- Aim of the task
Each record needs to be echoed exactly; can you do that?

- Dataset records
::::::

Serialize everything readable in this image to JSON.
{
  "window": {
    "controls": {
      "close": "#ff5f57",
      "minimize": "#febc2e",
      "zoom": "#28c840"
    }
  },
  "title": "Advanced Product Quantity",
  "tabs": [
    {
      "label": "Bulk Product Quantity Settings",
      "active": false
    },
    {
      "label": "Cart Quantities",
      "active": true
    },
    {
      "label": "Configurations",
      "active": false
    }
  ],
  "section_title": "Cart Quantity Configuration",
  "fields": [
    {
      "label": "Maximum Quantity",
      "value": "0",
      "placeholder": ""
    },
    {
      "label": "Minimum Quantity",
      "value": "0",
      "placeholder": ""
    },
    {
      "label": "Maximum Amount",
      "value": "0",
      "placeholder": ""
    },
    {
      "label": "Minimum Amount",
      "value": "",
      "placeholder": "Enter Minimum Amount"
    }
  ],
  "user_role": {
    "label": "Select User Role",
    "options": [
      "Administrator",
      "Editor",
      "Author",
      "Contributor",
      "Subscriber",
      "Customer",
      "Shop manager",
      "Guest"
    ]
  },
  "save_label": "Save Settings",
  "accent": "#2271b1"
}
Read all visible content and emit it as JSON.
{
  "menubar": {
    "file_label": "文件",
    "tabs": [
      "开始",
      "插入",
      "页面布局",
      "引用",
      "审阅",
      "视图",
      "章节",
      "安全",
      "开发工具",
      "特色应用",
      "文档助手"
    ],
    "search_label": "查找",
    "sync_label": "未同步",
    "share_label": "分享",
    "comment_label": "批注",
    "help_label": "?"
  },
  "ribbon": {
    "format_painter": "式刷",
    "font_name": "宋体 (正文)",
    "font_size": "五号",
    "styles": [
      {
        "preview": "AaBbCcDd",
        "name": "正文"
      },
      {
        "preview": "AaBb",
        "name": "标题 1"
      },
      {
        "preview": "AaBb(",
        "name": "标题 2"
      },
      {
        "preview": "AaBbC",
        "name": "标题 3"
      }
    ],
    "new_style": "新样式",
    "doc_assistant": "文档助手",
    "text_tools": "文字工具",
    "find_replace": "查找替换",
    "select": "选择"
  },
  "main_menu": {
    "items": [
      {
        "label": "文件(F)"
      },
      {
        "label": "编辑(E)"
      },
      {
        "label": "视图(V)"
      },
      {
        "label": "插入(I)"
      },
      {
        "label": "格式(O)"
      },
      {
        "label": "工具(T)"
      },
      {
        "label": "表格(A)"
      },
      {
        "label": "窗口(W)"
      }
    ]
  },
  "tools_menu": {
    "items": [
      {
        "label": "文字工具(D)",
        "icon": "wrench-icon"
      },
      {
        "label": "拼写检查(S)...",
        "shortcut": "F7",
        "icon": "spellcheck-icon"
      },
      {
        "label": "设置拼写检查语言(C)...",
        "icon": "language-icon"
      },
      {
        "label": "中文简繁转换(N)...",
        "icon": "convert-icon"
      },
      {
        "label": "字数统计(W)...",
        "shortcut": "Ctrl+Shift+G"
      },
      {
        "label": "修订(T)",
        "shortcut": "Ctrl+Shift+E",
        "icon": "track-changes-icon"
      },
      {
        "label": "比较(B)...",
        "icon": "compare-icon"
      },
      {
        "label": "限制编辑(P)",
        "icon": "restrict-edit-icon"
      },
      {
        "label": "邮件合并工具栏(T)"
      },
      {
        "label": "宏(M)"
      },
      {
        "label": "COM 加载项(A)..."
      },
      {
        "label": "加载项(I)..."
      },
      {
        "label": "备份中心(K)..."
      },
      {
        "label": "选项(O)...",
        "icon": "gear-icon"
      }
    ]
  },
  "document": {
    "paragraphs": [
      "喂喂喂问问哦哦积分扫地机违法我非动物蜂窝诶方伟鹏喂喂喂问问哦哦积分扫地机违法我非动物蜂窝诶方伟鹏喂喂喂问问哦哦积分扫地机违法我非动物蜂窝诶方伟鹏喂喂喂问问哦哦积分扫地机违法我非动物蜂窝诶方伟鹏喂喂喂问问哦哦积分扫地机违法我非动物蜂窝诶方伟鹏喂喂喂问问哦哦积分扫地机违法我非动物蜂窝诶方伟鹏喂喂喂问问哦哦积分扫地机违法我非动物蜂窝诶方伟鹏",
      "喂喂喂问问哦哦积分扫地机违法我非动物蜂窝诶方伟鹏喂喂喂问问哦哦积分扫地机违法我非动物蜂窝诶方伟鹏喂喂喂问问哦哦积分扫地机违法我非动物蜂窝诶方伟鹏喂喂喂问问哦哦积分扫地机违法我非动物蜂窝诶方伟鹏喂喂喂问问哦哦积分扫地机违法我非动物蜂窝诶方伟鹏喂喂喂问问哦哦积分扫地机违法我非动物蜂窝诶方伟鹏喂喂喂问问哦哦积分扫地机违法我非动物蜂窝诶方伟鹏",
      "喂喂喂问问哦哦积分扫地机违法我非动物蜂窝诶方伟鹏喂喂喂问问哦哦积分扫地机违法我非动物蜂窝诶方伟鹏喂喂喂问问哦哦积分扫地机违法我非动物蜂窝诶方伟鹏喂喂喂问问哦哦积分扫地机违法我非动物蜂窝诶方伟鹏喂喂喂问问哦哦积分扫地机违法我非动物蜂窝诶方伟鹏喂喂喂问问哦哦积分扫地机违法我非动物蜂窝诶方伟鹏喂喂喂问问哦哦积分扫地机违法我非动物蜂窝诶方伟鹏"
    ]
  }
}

::::::

- Task answer
Serialize everything readable in this image to JSON.
{
  "window": {
    "controls": {
      "close": "#ff5f57",
      "minimize": "#febc2e",
      "zoom": "#28c840"
    }
  },
  "title": "Advanced Product Quantity",
  "tabs": [
    {
      "label": "Bulk Product Quantity Settings",
      "active": false
    },
    {
      "label": "Cart Quantities",
      "active": true
    },
    {
      "label": "Configurations",
      "active": false
    }
  ],
  "section_title": "Cart Quantity Configuration",
  "fields": [
    {
      "label": "Maximum Quantity",
      "value": "0",
      "placeholder": ""
    },
    {
      "label": "Minimum Quantity",
      "value": "0",
      "placeholder": ""
    },
    {
      "label": "Maximum Amount",
      "value": "0",
      "placeholder": ""
    },
    {
      "label": "Minimum Amount",
      "value": "",
      "placeholder": "Enter Minimum Amount"
    }
  ],
  "user_role": {
    "label": "Select User Role",
    "options": [
      "Administrator",
      "Editor",
      "Author",
      "Contributor",
      "Subscriber",
      "Customer",
      "Shop manager",
      "Guest"
    ]
  },
  "save_label": "Save Settings",
  "accent": "#2271b1"
}
Read all visible content and emit it as JSON.
{
  "menubar": {
    "file_label": "文件",
    "tabs": [
      "开始",
      "插入",
      "页面布局",
      "引用",
      "审阅",
      "视图",
      "章节",
      "安全",
      "开发工具",
      "特色应用",
      "文档助手"
    ],
    "search_label": "查找",
    "sync_label": "未同步",
    "share_label": "分享",
    "comment_label": "批注",
    "help_label": "?"
  },
  "ribbon": {
    "format_painter": "式刷",
    "font_name": "宋体 (正文)",
    "font_size": "五号",
    "styles": [
      {
        "preview": "AaBbCcDd",
        "name": "正文"
      },
      {
        "preview": "AaBb",
        "name": "标题 1"
      },
      {
        "preview": "AaBb(",
        "name": "标题 2"
      },
      {
        "preview": "AaBbC",
        "name": "标题 3"
      }
    ],
    "new_style": "新样式",
    "doc_assistant": "文档助手",
    "text_tools": "文字工具",
    "find_replace": "查找替换",
    "select": "选择"
  },
  "main_menu": {
    "items": [
      {
        "label": "文件(F)"
      },
      {
        "label": "编辑(E)"
      },
      {
        "label": "视图(V)"
      },
      {
        "label": "插入(I)"
      },
      {
        "label": "格式(O)"
      },
      {
        "label": "工具(T)"
      },
      {
        "label": "表格(A)"
      },
      {
        "label": "窗口(W)"
      }
    ]
  },
  "tools_menu": {
    "items": [
      {
        "label": "文字工具(D)",
        "icon": "wrench-icon"
      },
      {
        "label": "拼写检查(S)...",
        "shortcut": "F7",
        "icon": "spellcheck-icon"
      },
      {
        "label": "设置拼写检查语言(C)...",
        "icon": "language-icon"
      },
      {
        "label": "中文简繁转换(N)...",
        "icon": "convert-icon"
      },
      {
        "label": "字数统计(W)...",
        "shortcut": "Ctrl+Shift+G"
      },
      {
        "label": "修订(T)",
        "shortcut": "Ctrl+Shift+E",
        "icon": "track-changes-icon"
      },
      {
        "label": "比较(B)...",
        "icon": "compare-icon"
      },
      {
        "label": "限制编辑(P)",
        "icon": "restrict-edit-icon"
      },
      {
        "label": "邮件合并工具栏(T)"
      },
      {
        "label": "宏(M)"
      },
      {
        "label": "COM 加载项(A)..."
      },
      {
        "label": "加载项(I)..."
      },
      {
        "label": "备份中心(K)..."
      },
      {
        "label": "选项(O)...",
        "icon": "gear-icon"
      }
    ]
  },
  "document": {
    "paragraphs": [
      "喂喂喂问问哦哦积分扫地机违法我非动物蜂窝诶方伟鹏喂喂喂问问哦哦积分扫地机违法我非动物蜂窝诶方伟鹏喂喂喂问问哦哦积分扫地机违法我非动物蜂窝诶方伟鹏喂喂喂问问哦哦积分扫地机违法我非动物蜂窝诶方伟鹏喂喂喂问问哦哦积分扫地机违法我非动物蜂窝诶方伟鹏喂喂喂问问哦哦积分扫地机违法我非动物蜂窝诶方伟鹏喂喂喂问问哦哦积分扫地机违法我非动物蜂窝诶方伟鹏",
      "喂喂喂问问哦哦积分扫地机违法我非动物蜂窝诶方伟鹏喂喂喂问问哦哦积分扫地机违法我非动物蜂窝诶方伟鹏喂喂喂问问哦哦积分扫地机违法我非动物蜂窝诶方伟鹏喂喂喂问问哦哦积分扫地机违法我非动物蜂窝诶方伟鹏喂喂喂问问哦哦积分扫地机违法我非动物蜂窝诶方伟鹏喂喂喂问问哦哦积分扫地机违法我非动物蜂窝诶方伟鹏喂喂喂问问哦哦积分扫地机违法我非动物蜂窝诶方伟鹏",
      "喂喂喂问问哦哦积分扫地机违法我非动物蜂窝诶方伟鹏喂喂喂问问哦哦积分扫地机违法我非动物蜂窝诶方伟鹏喂喂喂问问哦哦积分扫地机违法我非动物蜂窝诶方伟鹏喂喂喂问问哦哦积分扫地机违法我非动物蜂窝诶方伟鹏喂喂喂问问哦哦积分扫地机违法我非动物蜂窝诶方伟鹏喂喂喂问问哦哦积分扫地机违法我非动物蜂窝诶方伟鹏喂喂喂问问哦哦积分扫地机违法我非动物蜂窝诶方伟鹏"
    ]
  }
}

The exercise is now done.